Data excerpts:
----

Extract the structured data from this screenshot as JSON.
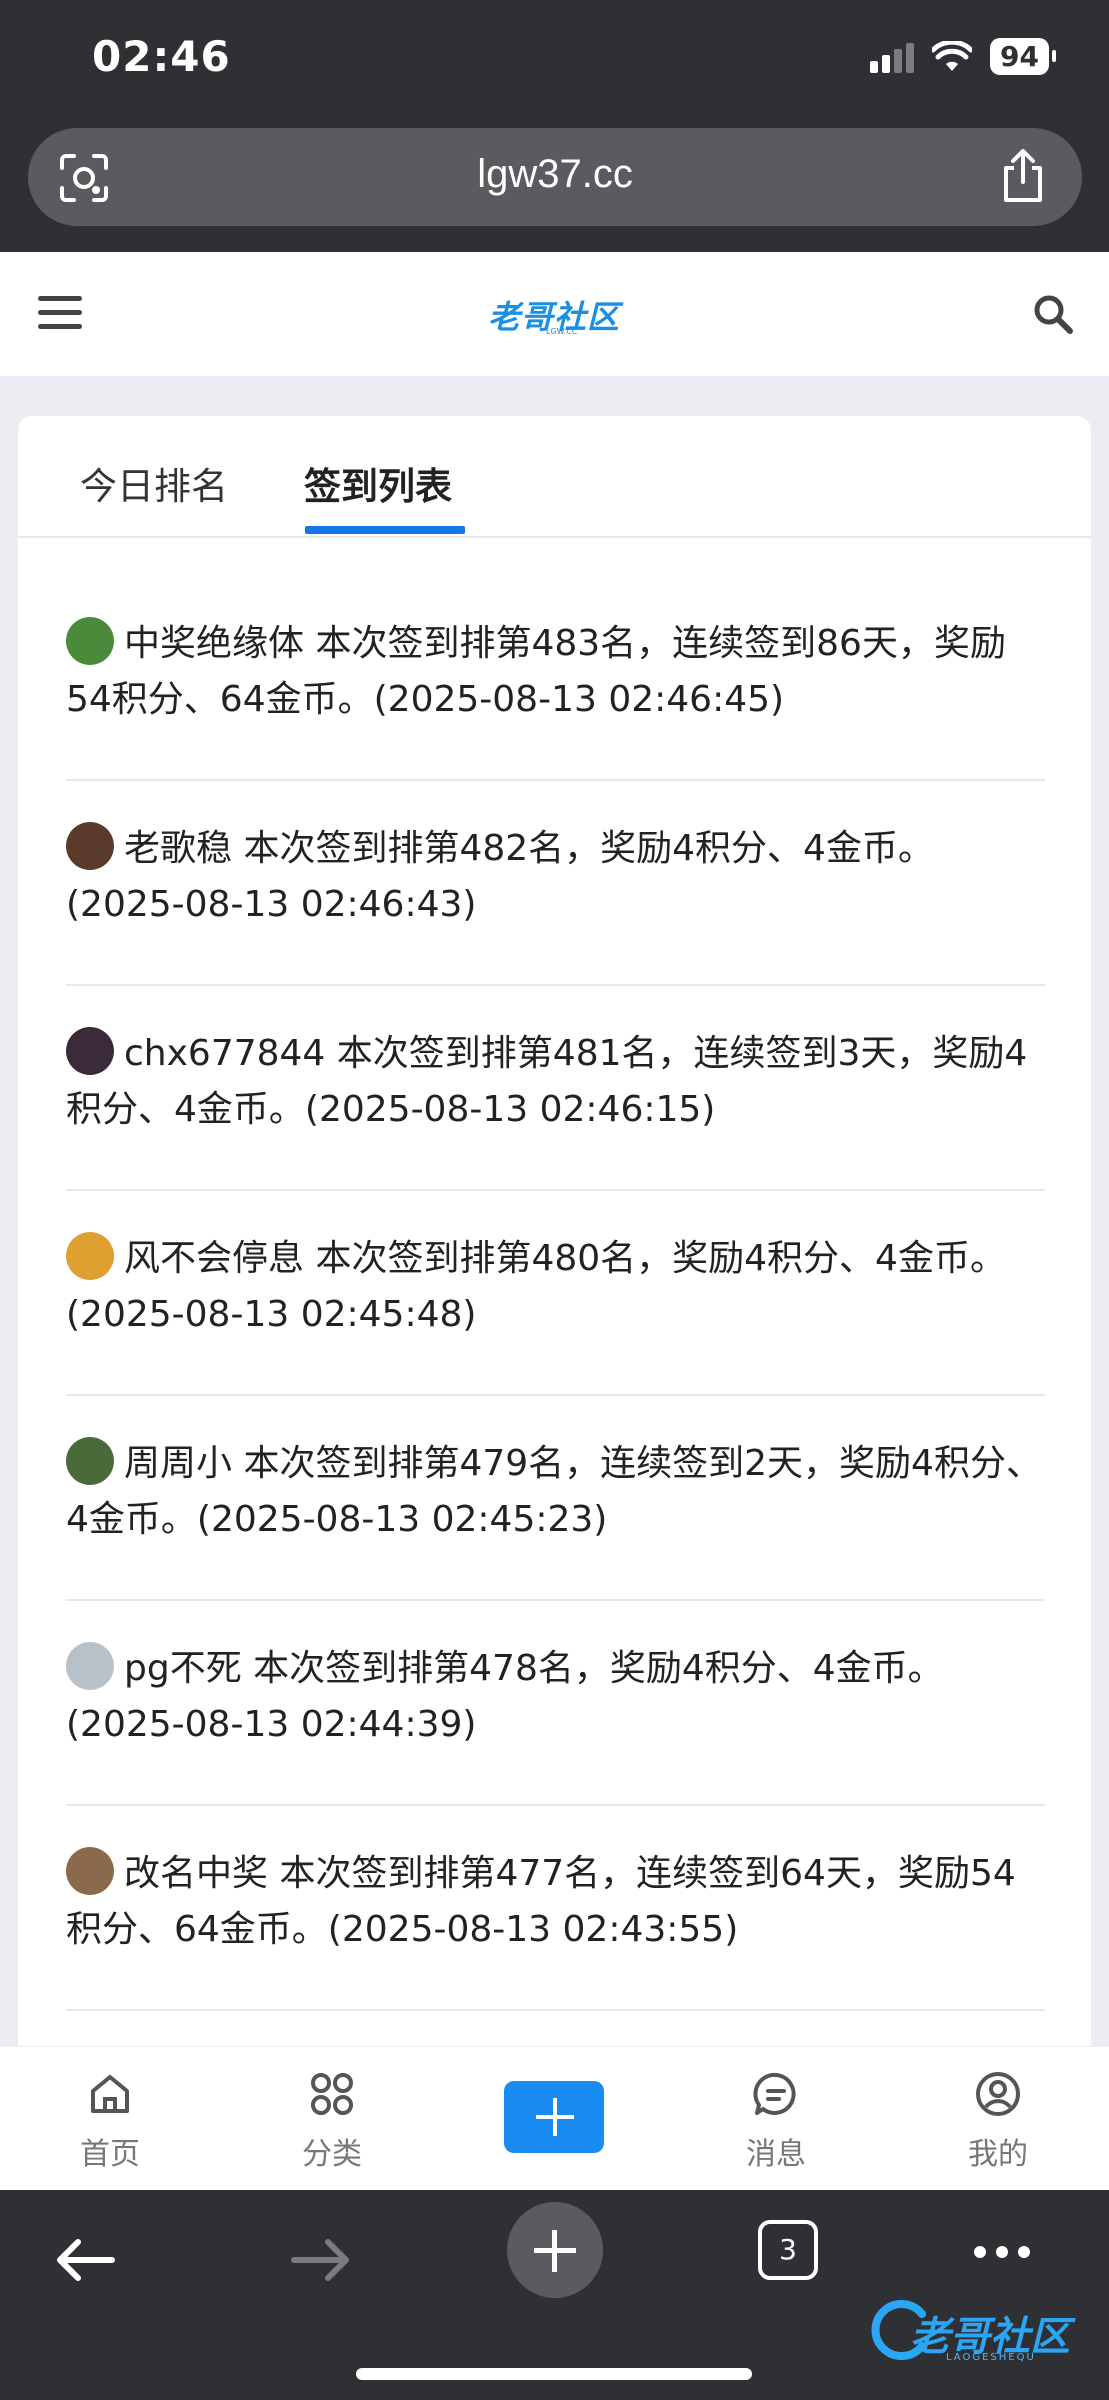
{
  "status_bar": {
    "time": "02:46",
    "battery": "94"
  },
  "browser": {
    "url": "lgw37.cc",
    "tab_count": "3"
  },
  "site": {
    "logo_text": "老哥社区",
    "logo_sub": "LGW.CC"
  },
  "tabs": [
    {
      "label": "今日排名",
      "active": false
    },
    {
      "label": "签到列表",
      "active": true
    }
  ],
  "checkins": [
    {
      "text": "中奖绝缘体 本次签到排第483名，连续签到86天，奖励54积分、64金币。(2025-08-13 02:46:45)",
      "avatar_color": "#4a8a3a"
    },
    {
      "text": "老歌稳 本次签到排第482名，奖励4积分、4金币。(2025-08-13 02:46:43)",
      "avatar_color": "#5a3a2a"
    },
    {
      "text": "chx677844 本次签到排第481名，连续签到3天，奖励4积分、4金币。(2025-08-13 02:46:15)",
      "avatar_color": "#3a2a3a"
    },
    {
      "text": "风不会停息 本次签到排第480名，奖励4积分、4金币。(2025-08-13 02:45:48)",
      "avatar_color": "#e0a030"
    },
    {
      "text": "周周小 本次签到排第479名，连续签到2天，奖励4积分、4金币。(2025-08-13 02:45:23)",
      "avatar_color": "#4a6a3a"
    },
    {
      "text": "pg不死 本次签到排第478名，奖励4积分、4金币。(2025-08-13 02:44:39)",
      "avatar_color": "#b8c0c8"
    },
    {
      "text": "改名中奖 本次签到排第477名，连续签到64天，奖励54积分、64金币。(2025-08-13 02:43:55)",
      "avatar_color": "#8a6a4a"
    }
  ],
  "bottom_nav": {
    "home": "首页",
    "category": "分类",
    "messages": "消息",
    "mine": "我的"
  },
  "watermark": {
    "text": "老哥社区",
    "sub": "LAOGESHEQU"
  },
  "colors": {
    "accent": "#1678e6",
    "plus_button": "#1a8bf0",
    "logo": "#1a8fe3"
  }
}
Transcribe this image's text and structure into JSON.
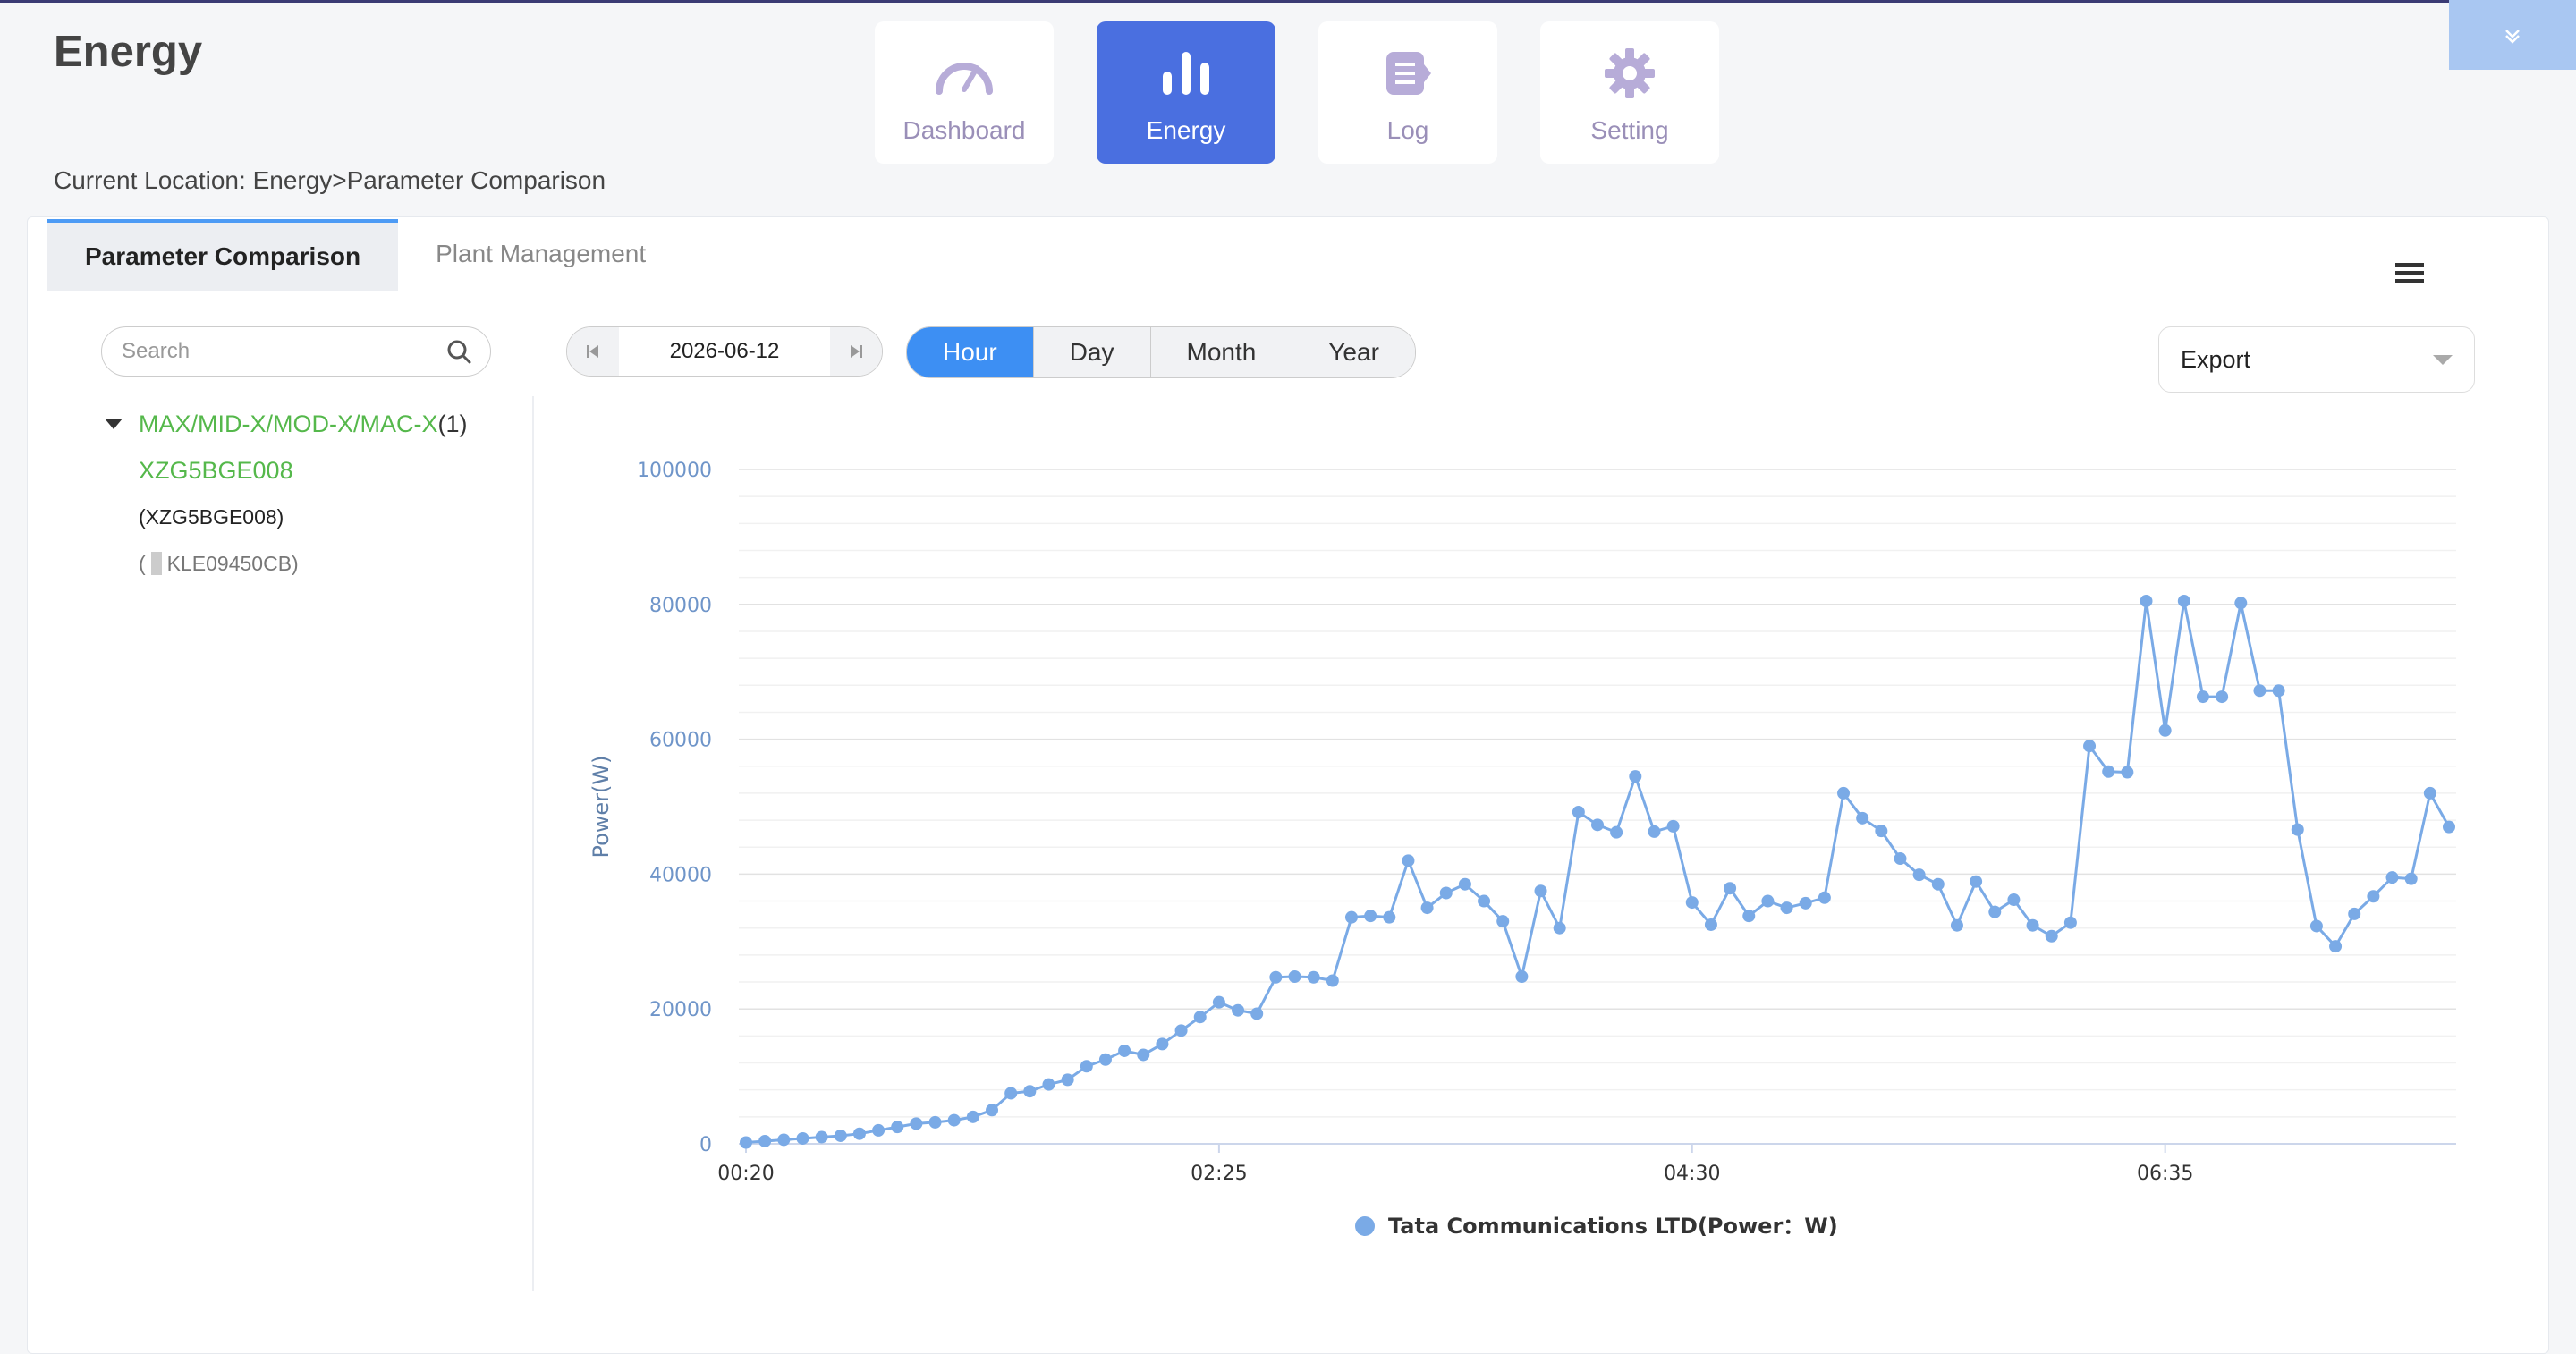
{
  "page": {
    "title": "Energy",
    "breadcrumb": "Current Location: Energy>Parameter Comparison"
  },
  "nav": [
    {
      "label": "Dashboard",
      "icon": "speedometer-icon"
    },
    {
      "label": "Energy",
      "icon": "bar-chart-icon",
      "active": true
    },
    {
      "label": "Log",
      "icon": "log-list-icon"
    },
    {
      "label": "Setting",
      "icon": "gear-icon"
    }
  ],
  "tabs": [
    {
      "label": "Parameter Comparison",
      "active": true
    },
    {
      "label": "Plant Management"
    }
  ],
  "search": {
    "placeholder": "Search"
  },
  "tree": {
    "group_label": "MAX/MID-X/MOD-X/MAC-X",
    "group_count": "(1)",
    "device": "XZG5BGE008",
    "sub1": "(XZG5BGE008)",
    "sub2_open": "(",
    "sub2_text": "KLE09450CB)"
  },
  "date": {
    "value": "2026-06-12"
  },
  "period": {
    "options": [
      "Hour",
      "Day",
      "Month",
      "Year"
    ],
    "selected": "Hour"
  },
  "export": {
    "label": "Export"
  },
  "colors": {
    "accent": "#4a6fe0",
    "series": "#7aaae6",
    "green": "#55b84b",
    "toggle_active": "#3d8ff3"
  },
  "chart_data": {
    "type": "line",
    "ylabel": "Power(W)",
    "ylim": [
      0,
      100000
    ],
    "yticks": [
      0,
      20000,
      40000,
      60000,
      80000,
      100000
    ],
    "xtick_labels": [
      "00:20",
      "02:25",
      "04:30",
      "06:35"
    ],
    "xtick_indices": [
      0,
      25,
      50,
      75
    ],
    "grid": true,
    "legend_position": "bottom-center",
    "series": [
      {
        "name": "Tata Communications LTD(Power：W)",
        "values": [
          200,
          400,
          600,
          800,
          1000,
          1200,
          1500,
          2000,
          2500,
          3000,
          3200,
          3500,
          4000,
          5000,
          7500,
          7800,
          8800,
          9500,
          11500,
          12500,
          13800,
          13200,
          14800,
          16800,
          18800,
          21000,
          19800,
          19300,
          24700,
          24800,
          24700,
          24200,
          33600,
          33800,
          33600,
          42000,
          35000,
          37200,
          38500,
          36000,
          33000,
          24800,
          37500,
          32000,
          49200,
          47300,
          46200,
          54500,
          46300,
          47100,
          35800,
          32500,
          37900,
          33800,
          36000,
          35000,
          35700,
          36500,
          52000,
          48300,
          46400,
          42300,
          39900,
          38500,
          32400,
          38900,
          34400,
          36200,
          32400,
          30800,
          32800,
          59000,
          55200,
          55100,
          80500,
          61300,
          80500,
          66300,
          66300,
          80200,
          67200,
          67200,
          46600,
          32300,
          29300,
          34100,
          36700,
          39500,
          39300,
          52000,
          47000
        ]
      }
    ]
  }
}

----

# What you need to do
Leave images out of the retyped records; keep all else exact.

# Answer to this task
Extract the structured data from this screenshot as JSON.
{
  "status_bar": {
    "time": "02:46",
    "battery": "94"
  },
  "browser": {
    "url": "lgw37.cc",
    "tab_count": "3"
  },
  "site": {
    "logo_text": "老哥社区",
    "logo_sub": "LGW.CC"
  },
  "tabs": [
    {
      "label": "今日排名",
      "active": false
    },
    {
      "label": "签到列表",
      "active": true
    }
  ],
  "checkins": [
    {
      "text": "中奖绝缘体 本次签到排第483名，连续签到86天，奖励54积分、64金币。(2025-08-13 02:46:45)",
      "avatar_color": "#4a8a3a"
    },
    {
      "text": "老歌稳 本次签到排第482名，奖励4积分、4金币。(2025-08-13 02:46:43)",
      "avatar_color": "#5a3a2a"
    },
    {
      "text": "chx677844 本次签到排第481名，连续签到3天，奖励4积分、4金币。(2025-08-13 02:46:15)",
      "avatar_color": "#3a2a3a"
    },
    {
      "text": "风不会停息 本次签到排第480名，奖励4积分、4金币。(2025-08-13 02:45:48)",
      "avatar_color": "#e0a030"
    },
    {
      "text": "周周小 本次签到排第479名，连续签到2天，奖励4积分、4金币。(2025-08-13 02:45:23)",
      "avatar_color": "#4a6a3a"
    },
    {
      "text": "pg不死 本次签到排第478名，奖励4积分、4金币。(2025-08-13 02:44:39)",
      "avatar_color": "#b8c0c8"
    },
    {
      "text": "改名中奖 本次签到排第477名，连续签到64天，奖励54积分、64金币。(2025-08-13 02:43:55)",
      "avatar_color": "#8a6a4a"
    }
  ],
  "bottom_nav": {
    "home": "首页",
    "category": "分类",
    "messages": "消息",
    "mine": "我的"
  },
  "watermark": {
    "text": "老哥社区",
    "sub": "LAOGESHEQU"
  },
  "colors": {
    "accent": "#1678e6",
    "plus_button": "#1a8bf0",
    "logo": "#1a8fe3"
  }
}
Transcribe this image's text and structure into JSON.
{
  "page": {
    "title": "Energy",
    "breadcrumb": "Current Location: Energy>Parameter Comparison"
  },
  "nav": [
    {
      "label": "Dashboard",
      "icon": "speedometer-icon"
    },
    {
      "label": "Energy",
      "icon": "bar-chart-icon",
      "active": true
    },
    {
      "label": "Log",
      "icon": "log-list-icon"
    },
    {
      "label": "Setting",
      "icon": "gear-icon"
    }
  ],
  "tabs": [
    {
      "label": "Parameter Comparison",
      "active": true
    },
    {
      "label": "Plant Management"
    }
  ],
  "search": {
    "placeholder": "Search"
  },
  "tree": {
    "group_label": "MAX/MID-X/MOD-X/MAC-X",
    "group_count": "(1)",
    "device": "XZG5BGE008",
    "sub1": "(XZG5BGE008)",
    "sub2_open": "(",
    "sub2_text": "KLE09450CB)"
  },
  "date": {
    "value": "2026-06-12"
  },
  "period": {
    "options": [
      "Hour",
      "Day",
      "Month",
      "Year"
    ],
    "selected": "Hour"
  },
  "export": {
    "label": "Export"
  },
  "colors": {
    "accent": "#4a6fe0",
    "series": "#7aaae6",
    "green": "#55b84b",
    "toggle_active": "#3d8ff3"
  },
  "chart_data": {
    "type": "line",
    "ylabel": "Power(W)",
    "ylim": [
      0,
      100000
    ],
    "yticks": [
      0,
      20000,
      40000,
      60000,
      80000,
      100000
    ],
    "xtick_labels": [
      "00:20",
      "02:25",
      "04:30",
      "06:35"
    ],
    "xtick_indices": [
      0,
      25,
      50,
      75
    ],
    "grid": true,
    "legend_position": "bottom-center",
    "series": [
      {
        "name": "Tata Communications LTD(Power：W)",
        "values": [
          200,
          400,
          600,
          800,
          1000,
          1200,
          1500,
          2000,
          2500,
          3000,
          3200,
          3500,
          4000,
          5000,
          7500,
          7800,
          8800,
          9500,
          11500,
          12500,
          13800,
          13200,
          14800,
          16800,
          18800,
          21000,
          19800,
          19300,
          24700,
          24800,
          24700,
          24200,
          33600,
          33800,
          33600,
          42000,
          35000,
          37200,
          38500,
          36000,
          33000,
          24800,
          37500,
          32000,
          49200,
          47300,
          46200,
          54500,
          46300,
          47100,
          35800,
          32500,
          37900,
          33800,
          36000,
          35000,
          35700,
          36500,
          52000,
          48300,
          46400,
          42300,
          39900,
          38500,
          32400,
          38900,
          34400,
          36200,
          32400,
          30800,
          32800,
          59000,
          55200,
          55100,
          80500,
          61300,
          80500,
          66300,
          66300,
          80200,
          67200,
          67200,
          46600,
          32300,
          29300,
          34100,
          36700,
          39500,
          39300,
          52000,
          47000
        ]
      }
    ]
  }
}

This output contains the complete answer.